_What this task involves_
In the copy, keep every record exact and leave out all images.

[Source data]
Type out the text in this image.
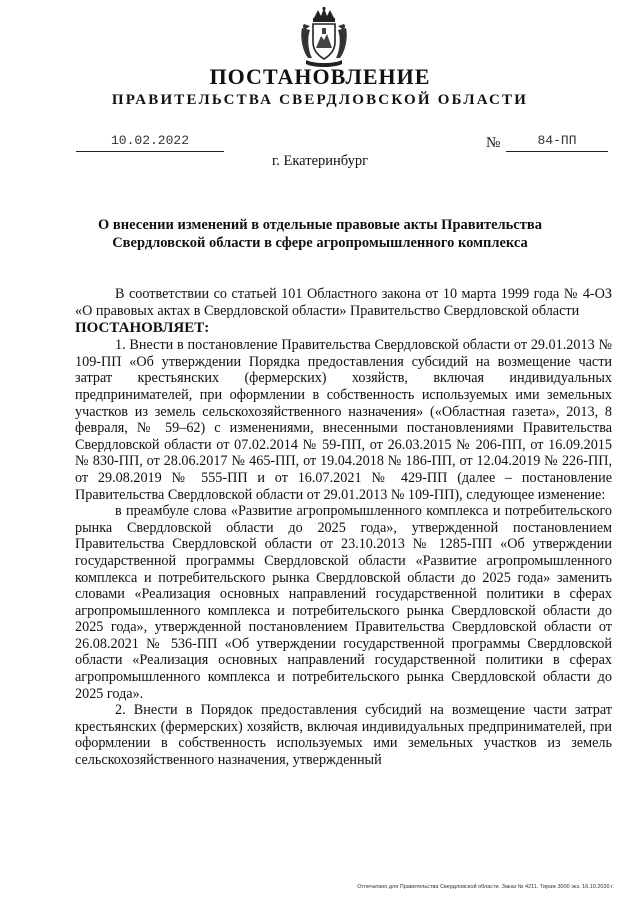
ПОСТАНОВЛЕНИЕ
ПРАВИТЕЛЬСТВА СВЕРДЛОВСКОЙ ОБЛАСТИ
10.02.2022	№	84-ПП
г. Екатеринбург
О внесении изменений в отдельные правовые акты Правительства Свердловской области в сфере агропромышленного комплекса

В соответствии со статьей 101 Областного закона от 10 марта 1999 года № 4-ОЗ «О правовых актах в Свердловской области» Правительство Свердловской области

ПОСТАНОВЛЯЕТ:

1. Внести в постановление Правительства Свердловской области от 29.01.2013 № 109-ПП «Об утверждении Порядка предоставления субсидий на возмещение части затрат крестьянских (фермерских) хозяйств, включая индивидуальных предпринимателей, при оформлении в собственность используемых ими земельных участков из земель сельскохозяйственного назначения» («Областная газета», 2013, 8 февраля, № 59–62) с изменениями, внесенными постановлениями Правительства Свердловской области от 07.02.2014 № 59-ПП, от 26.03.2015 № 206-ПП, от 16.09.2015 № 830-ПП, от 28.06.2017 № 465-ПП, от 19.04.2018 № 186-ПП, от 12.04.2019 № 226-ПП, от 29.08.2019 № 555-ПП и от 16.07.2021 № 429-ПП (далее – постановление Правительства Свердловской области от 29.01.2013 № 109-ПП), следующее изменение:

в преамбуле слова «Развитие агропромышленного комплекса и потребительского рынка Свердловской области до 2025 года», утвержденной постановлением Правительства Свердловской области от 23.10.2013 № 1285-ПП «Об утверждении государственной программы Свердловской области «Развитие агропромышленного комплекса и потребительского рынка Свердловской области до 2025 года» заменить словами «Реализация основных направлений государственной политики в сферах агропромышленного комплекса и потребительского рынка Свердловской области до 2025 года», утвержденной постановлением Правительства Свердловской области от 26.08.2021 № 536-ПП «Об утверждении государственной программы Свердловской области «Реализация основных направлений государственной политики в сферах агропромышленного комплекса и потребительского рынка Свердловской области до 2025 года».

2. Внести в Порядок предоставления субсидий на возмещение части затрат крестьянских (фермерских) хозяйств, включая индивидуальных предпринимателей, при оформлении в собственность используемых ими земельных участков из земель сельскохозяйственного назначения, утвержденный

Отпечатано для Правительства Свердловской области. Заказ № 4211. Тираж 3000 экз. 16.10.2020 г.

_Solution_
Type out the text in this image.
ПОСТАНОВЛЕНИЕ
ПРАВИТЕЛЬСТВА СВЕРДЛОВСКОЙ ОБЛАСТИ
10.02.2022	№	84-ПП
г. Екатеринбург
О внесении изменений в отдельные правовые акты Правительства Свердловской области в сфере агропромышленного комплекса

В соответствии со статьей 101 Областного закона от 10 марта 1999 года № 4-ОЗ «О правовых актах в Свердловской области» Правительство Свердловской области

ПОСТАНОВЛЯЕТ:

1. Внести в постановление Правительства Свердловской области от 29.01.2013 № 109-ПП «Об утверждении Порядка предоставления субсидий на возмещение части затрат крестьянских (фермерских) хозяйств, включая индивидуальных предпринимателей, при оформлении в собственность используемых ими земельных участков из земель сельскохозяйственного назначения» («Областная газета», 2013, 8 февраля, № 59–62) с изменениями, внесенными постановлениями Правительства Свердловской области от 07.02.2014 № 59-ПП, от 26.03.2015 № 206-ПП, от 16.09.2015 № 830-ПП, от 28.06.2017 № 465-ПП, от 19.04.2018 № 186-ПП, от 12.04.2019 № 226-ПП, от 29.08.2019 № 555-ПП и от 16.07.2021 № 429-ПП (далее – постановление Правительства Свердловской области от 29.01.2013 № 109-ПП), следующее изменение:

в преамбуле слова «Развитие агропромышленного комплекса и потребительского рынка Свердловской области до 2025 года», утвержденной постановлением Правительства Свердловской области от 23.10.2013 № 1285-ПП «Об утверждении государственной программы Свердловской области «Развитие агропромышленного комплекса и потребительского рынка Свердловской области до 2025 года» заменить словами «Реализация основных направлений государственной политики в сферах агропромышленного комплекса и потребительского рынка Свердловской области до 2025 года», утвержденной постановлением Правительства Свердловской области от 26.08.2021 № 536-ПП «Об утверждении государственной программы Свердловской области «Реализация основных направлений государственной политики в сферах агропромышленного комплекса и потребительского рынка Свердловской области до 2025 года».

2. Внести в Порядок предоставления субсидий на возмещение части затрат крестьянских (фермерских) хозяйств, включая индивидуальных предпринимателей, при оформлении в собственность используемых ими земельных участков из земель сельскохозяйственного назначения, утвержденный

Отпечатано для Правительства Свердловской области. Заказ № 4211. Тираж 3000 экз. 16.10.2020 г.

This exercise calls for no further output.